- **GOAL**: Leave out the pictures and reproduce all of the data exactly.

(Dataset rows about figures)
════

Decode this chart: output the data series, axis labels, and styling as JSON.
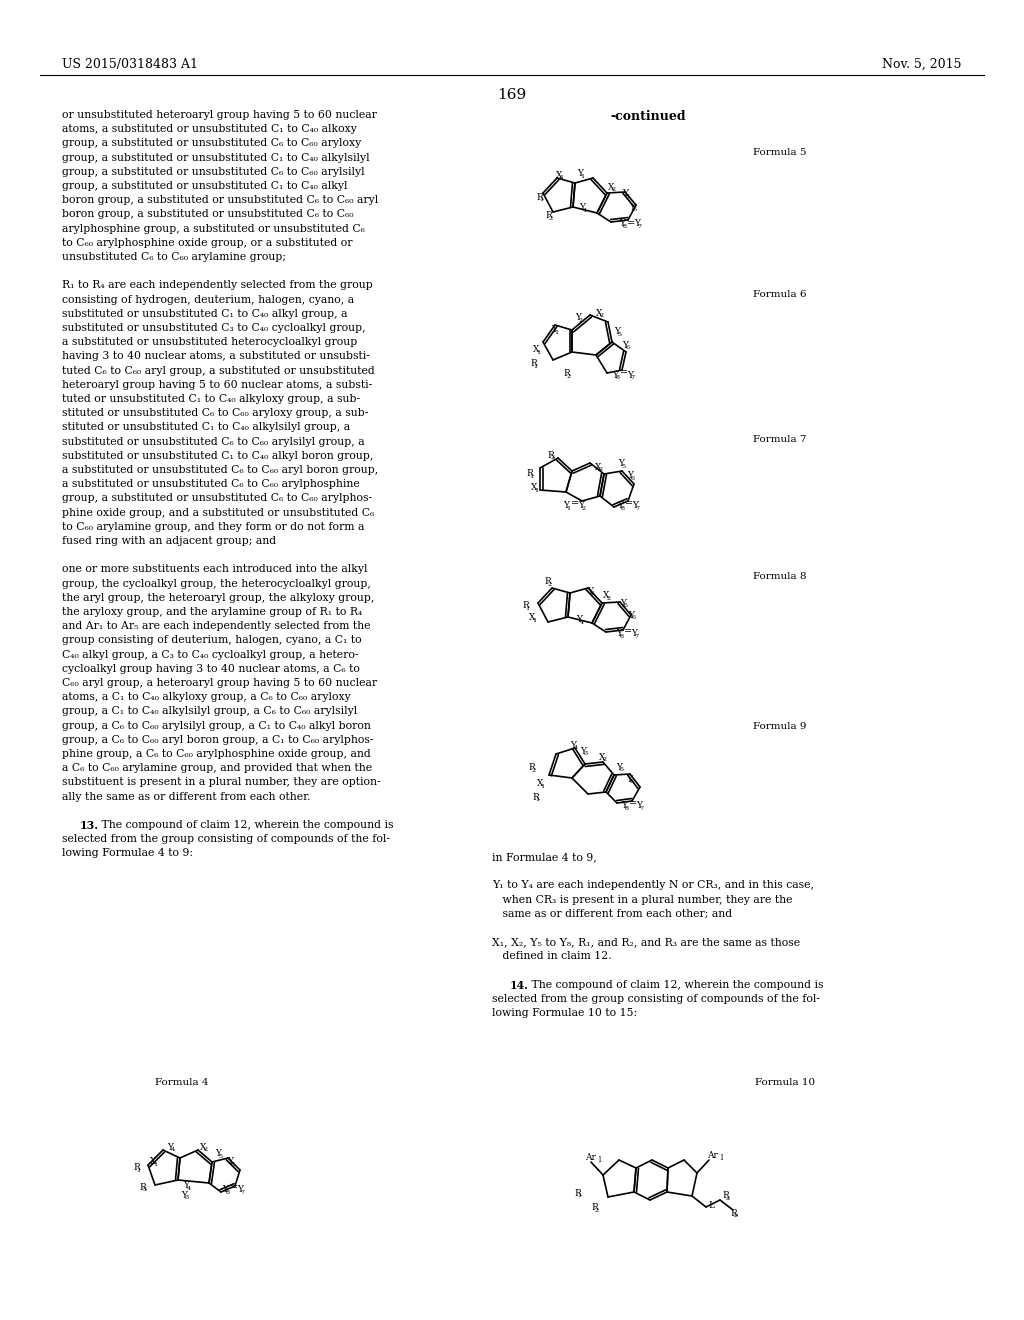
{
  "background_color": "#ffffff",
  "page_header_left": "US 2015/0318483 A1",
  "page_header_right": "Nov. 5, 2015",
  "page_number": "169",
  "continued_label": "-continued",
  "left_text_lines": [
    "or unsubstituted heteroaryl group having 5 to 60 nuclear",
    "atoms, a substituted or unsubstituted C₁ to C₄₀ alkoxy",
    "group, a substituted or unsubstituted C₆ to C₆₀ aryloxy",
    "group, a substituted or unsubstituted C₁ to C₄₀ alkylsilyl",
    "group, a substituted or unsubstituted C₆ to C₆₀ arylsilyl",
    "group, a substituted or unsubstituted C₁ to C₄₀ alkyl",
    "boron group, a substituted or unsubstituted C₆ to C₆₀ aryl",
    "boron group, a substituted or unsubstituted C₆ to C₆₀",
    "arylphosphine group, a substituted or unsubstituted C₆",
    "to C₆₀ arylphosphine oxide group, or a substituted or",
    "unsubstituted C₆ to C₆₀ arylamine group;",
    "",
    "R₁ to R₄ are each independently selected from the group",
    "consisting of hydrogen, deuterium, halogen, cyano, a",
    "substituted or unsubstituted C₁ to C₄₀ alkyl group, a",
    "substituted or unsubstituted C₃ to C₄₀ cycloalkyl group,",
    "a substituted or unsubstituted heterocycloalkyl group",
    "having 3 to 40 nuclear atoms, a substituted or unsubsti-",
    "tuted C₆ to C₆₀ aryl group, a substituted or unsubstituted",
    "heteroaryl group having 5 to 60 nuclear atoms, a substi-",
    "tuted or unsubstituted C₁ to C₄₀ alkyloxy group, a sub-",
    "stituted or unsubstituted C₆ to C₆₀ aryloxy group, a sub-",
    "stituted or unsubstituted C₁ to C₄₀ alkylsilyl group, a",
    "substituted or unsubstituted C₆ to C₆₀ arylsilyl group, a",
    "substituted or unsubstituted C₁ to C₄₀ alkyl boron group,",
    "a substituted or unsubstituted C₆ to C₆₀ aryl boron group,",
    "a substituted or unsubstituted C₆ to C₆₀ arylphosphine",
    "group, a substituted or unsubstituted C₆ to C₆₀ arylphos-",
    "phine oxide group, and a substituted or unsubstituted C₆",
    "to C₆₀ arylamine group, and they form or do not form a",
    "fused ring with an adjacent group; and",
    "",
    "one or more substituents each introduced into the alkyl",
    "group, the cycloalkyl group, the heterocycloalkyl group,",
    "the aryl group, the heteroaryl group, the alkyloxy group,",
    "the aryloxy group, and the arylamine group of R₁ to R₄",
    "and Ar₁ to Ar₅ are each independently selected from the",
    "group consisting of deuterium, halogen, cyano, a C₁ to",
    "C₄₀ alkyl group, a C₃ to C₄₀ cycloalkyl group, a hetero-",
    "cycloalkyl group having 3 to 40 nuclear atoms, a C₆ to",
    "C₆₀ aryl group, a heteroaryl group having 5 to 60 nuclear",
    "atoms, a C₁ to C₄₀ alkyloxy group, a C₆ to C₆₀ aryloxy",
    "group, a C₁ to C₄₀ alkylsilyl group, a C₆ to C₆₀ arylsilyl",
    "group, a C₆ to C₆₀ arylsilyl group, a C₁ to C₄₀ alkyl boron",
    "group, a C₆ to C₆₀ aryl boron group, a C₁ to C₆₀ arylphos-",
    "phine group, a C₆ to C₆₀ arylphosphine oxide group, and",
    "a C₆ to C₆₀ arylamine group, and provided that when the",
    "substituent is present in a plural number, they are option-",
    "ally the same as or different from each other.",
    "",
    "   13. The compound of claim 12, wherein the compound is",
    "selected from the group consisting of compounds of the fol-",
    "lowing Formulae 4 to 9:"
  ],
  "definition_text": [
    "in Formulae 4 to 9,",
    "",
    "Y₁ to Y₄ are each independently N or CR₃, and in this case,",
    "   when CR₃ is present in a plural number, they are the",
    "   same as or different from each other; and",
    "",
    "X₁, X₂, Y₅ to Y₈, R₁, and R₂, and R₃ are the same as those",
    "   defined in claim 12.",
    "",
    "   14. The compound of claim 12, wherein the compound is",
    "selected from the group consisting of compounds of the fol-",
    "lowing Formulae 10 to 15:"
  ]
}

════

- **OUTPUT BELOW**:
Decode this chart: output the data series, axis labels, and styling as JSON.
{
  "background_color": "#ffffff",
  "page_header_left": "US 2015/0318483 A1",
  "page_header_right": "Nov. 5, 2015",
  "page_number": "169",
  "continued_label": "-continued",
  "left_text_lines": [
    "or unsubstituted heteroaryl group having 5 to 60 nuclear",
    "atoms, a substituted or unsubstituted C₁ to C₄₀ alkoxy",
    "group, a substituted or unsubstituted C₆ to C₆₀ aryloxy",
    "group, a substituted or unsubstituted C₁ to C₄₀ alkylsilyl",
    "group, a substituted or unsubstituted C₆ to C₆₀ arylsilyl",
    "group, a substituted or unsubstituted C₁ to C₄₀ alkyl",
    "boron group, a substituted or unsubstituted C₆ to C₆₀ aryl",
    "boron group, a substituted or unsubstituted C₆ to C₆₀",
    "arylphosphine group, a substituted or unsubstituted C₆",
    "to C₆₀ arylphosphine oxide group, or a substituted or",
    "unsubstituted C₆ to C₆₀ arylamine group;",
    "",
    "R₁ to R₄ are each independently selected from the group",
    "consisting of hydrogen, deuterium, halogen, cyano, a",
    "substituted or unsubstituted C₁ to C₄₀ alkyl group, a",
    "substituted or unsubstituted C₃ to C₄₀ cycloalkyl group,",
    "a substituted or unsubstituted heterocycloalkyl group",
    "having 3 to 40 nuclear atoms, a substituted or unsubsti-",
    "tuted C₆ to C₆₀ aryl group, a substituted or unsubstituted",
    "heteroaryl group having 5 to 60 nuclear atoms, a substi-",
    "tuted or unsubstituted C₁ to C₄₀ alkyloxy group, a sub-",
    "stituted or unsubstituted C₆ to C₆₀ aryloxy group, a sub-",
    "stituted or unsubstituted C₁ to C₄₀ alkylsilyl group, a",
    "substituted or unsubstituted C₆ to C₆₀ arylsilyl group, a",
    "substituted or unsubstituted C₁ to C₄₀ alkyl boron group,",
    "a substituted or unsubstituted C₆ to C₆₀ aryl boron group,",
    "a substituted or unsubstituted C₆ to C₆₀ arylphosphine",
    "group, a substituted or unsubstituted C₆ to C₆₀ arylphos-",
    "phine oxide group, and a substituted or unsubstituted C₆",
    "to C₆₀ arylamine group, and they form or do not form a",
    "fused ring with an adjacent group; and",
    "",
    "one or more substituents each introduced into the alkyl",
    "group, the cycloalkyl group, the heterocycloalkyl group,",
    "the aryl group, the heteroaryl group, the alkyloxy group,",
    "the aryloxy group, and the arylamine group of R₁ to R₄",
    "and Ar₁ to Ar₅ are each independently selected from the",
    "group consisting of deuterium, halogen, cyano, a C₁ to",
    "C₄₀ alkyl group, a C₃ to C₄₀ cycloalkyl group, a hetero-",
    "cycloalkyl group having 3 to 40 nuclear atoms, a C₆ to",
    "C₆₀ aryl group, a heteroaryl group having 5 to 60 nuclear",
    "atoms, a C₁ to C₄₀ alkyloxy group, a C₆ to C₆₀ aryloxy",
    "group, a C₁ to C₄₀ alkylsilyl group, a C₆ to C₆₀ arylsilyl",
    "group, a C₆ to C₆₀ arylsilyl group, a C₁ to C₄₀ alkyl boron",
    "group, a C₆ to C₆₀ aryl boron group, a C₁ to C₆₀ arylphos-",
    "phine group, a C₆ to C₆₀ arylphosphine oxide group, and",
    "a C₆ to C₆₀ arylamine group, and provided that when the",
    "substituent is present in a plural number, they are option-",
    "ally the same as or different from each other.",
    "",
    "   13. The compound of claim 12, wherein the compound is",
    "selected from the group consisting of compounds of the fol-",
    "lowing Formulae 4 to 9:"
  ],
  "definition_text": [
    "in Formulae 4 to 9,",
    "",
    "Y₁ to Y₄ are each independently N or CR₃, and in this case,",
    "   when CR₃ is present in a plural number, they are the",
    "   same as or different from each other; and",
    "",
    "X₁, X₂, Y₅ to Y₈, R₁, and R₂, and R₃ are the same as those",
    "   defined in claim 12.",
    "",
    "   14. The compound of claim 12, wherein the compound is",
    "selected from the group consisting of compounds of the fol-",
    "lowing Formulae 10 to 15:"
  ]
}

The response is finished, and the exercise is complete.